TO DO => Every line must be returned precisely as it is written.

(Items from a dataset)
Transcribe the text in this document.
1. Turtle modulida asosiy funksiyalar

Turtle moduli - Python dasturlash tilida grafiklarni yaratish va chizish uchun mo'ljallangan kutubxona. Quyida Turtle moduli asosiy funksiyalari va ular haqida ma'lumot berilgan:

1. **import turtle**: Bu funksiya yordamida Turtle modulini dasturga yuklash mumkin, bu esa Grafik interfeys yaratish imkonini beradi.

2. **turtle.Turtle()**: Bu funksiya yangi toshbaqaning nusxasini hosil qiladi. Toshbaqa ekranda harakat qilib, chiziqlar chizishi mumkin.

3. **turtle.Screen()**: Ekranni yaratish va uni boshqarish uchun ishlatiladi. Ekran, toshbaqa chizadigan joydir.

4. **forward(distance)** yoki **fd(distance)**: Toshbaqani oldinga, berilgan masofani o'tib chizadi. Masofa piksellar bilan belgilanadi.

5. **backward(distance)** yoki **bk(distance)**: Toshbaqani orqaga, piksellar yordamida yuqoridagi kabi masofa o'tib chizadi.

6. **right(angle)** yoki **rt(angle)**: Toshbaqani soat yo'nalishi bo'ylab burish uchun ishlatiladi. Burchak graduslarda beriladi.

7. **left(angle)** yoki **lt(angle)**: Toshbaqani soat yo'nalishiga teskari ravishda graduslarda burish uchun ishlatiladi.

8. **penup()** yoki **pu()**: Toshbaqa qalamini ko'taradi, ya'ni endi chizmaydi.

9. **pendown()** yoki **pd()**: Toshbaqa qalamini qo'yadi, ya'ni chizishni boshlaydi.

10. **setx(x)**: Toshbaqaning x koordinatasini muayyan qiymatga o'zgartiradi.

WRITTEN RESPONSE =>
Transcribe the text in this document.
1. Turtle modulida asosiy funksiyalar

Turtle moduli - Python dasturlash tilida grafiklarni yaratish va chizish uchun mo'ljallangan kutubxona. Quyida Turtle moduli asosiy funksiyalari va ular haqida ma'lumot berilgan:

1. **import turtle**: Bu funksiya yordamida Turtle modulini dasturga yuklash mumkin, bu esa Grafik interfeys yaratish imkonini beradi.

2. **turtle.Turtle()**: Bu funksiya yangi toshbaqaning nusxasini hosil qiladi. Toshbaqa ekranda harakat qilib, chiziqlar chizishi mumkin.

3. **turtle.Screen()**: Ekranni yaratish va uni boshqarish uchun ishlatiladi. Ekran, toshbaqa chizadigan joydir.

4. **forward(distance)** yoki **fd(distance)**: Toshbaqani oldinga, berilgan masofani o'tib chizadi. Masofa piksellar bilan belgilanadi.

5. **backward(distance)** yoki **bk(distance)**: Toshbaqani orqaga, piksellar yordamida yuqoridagi kabi masofa o'tib chizadi.

6. **right(angle)** yoki **rt(angle)**: Toshbaqani soat yo'nalishi bo'ylab burish uchun ishlatiladi. Burchak graduslarda beriladi.

7. **left(angle)** yoki **lt(angle)**: Toshbaqani soat yo'nalishiga teskari ravishda graduslarda burish uchun ishlatiladi.

8. **penup()** yoki **pu()**: Toshbaqa qalamini ko'taradi, ya'ni endi chizmaydi.

9. **pendown()** yoki **pd()**: Toshbaqa qalamini qo'yadi, ya'ni chizishni boshlaydi.

10. **setx(x)**: Toshbaqaning x koordinatasini muayyan qiymatga o'zgartiradi.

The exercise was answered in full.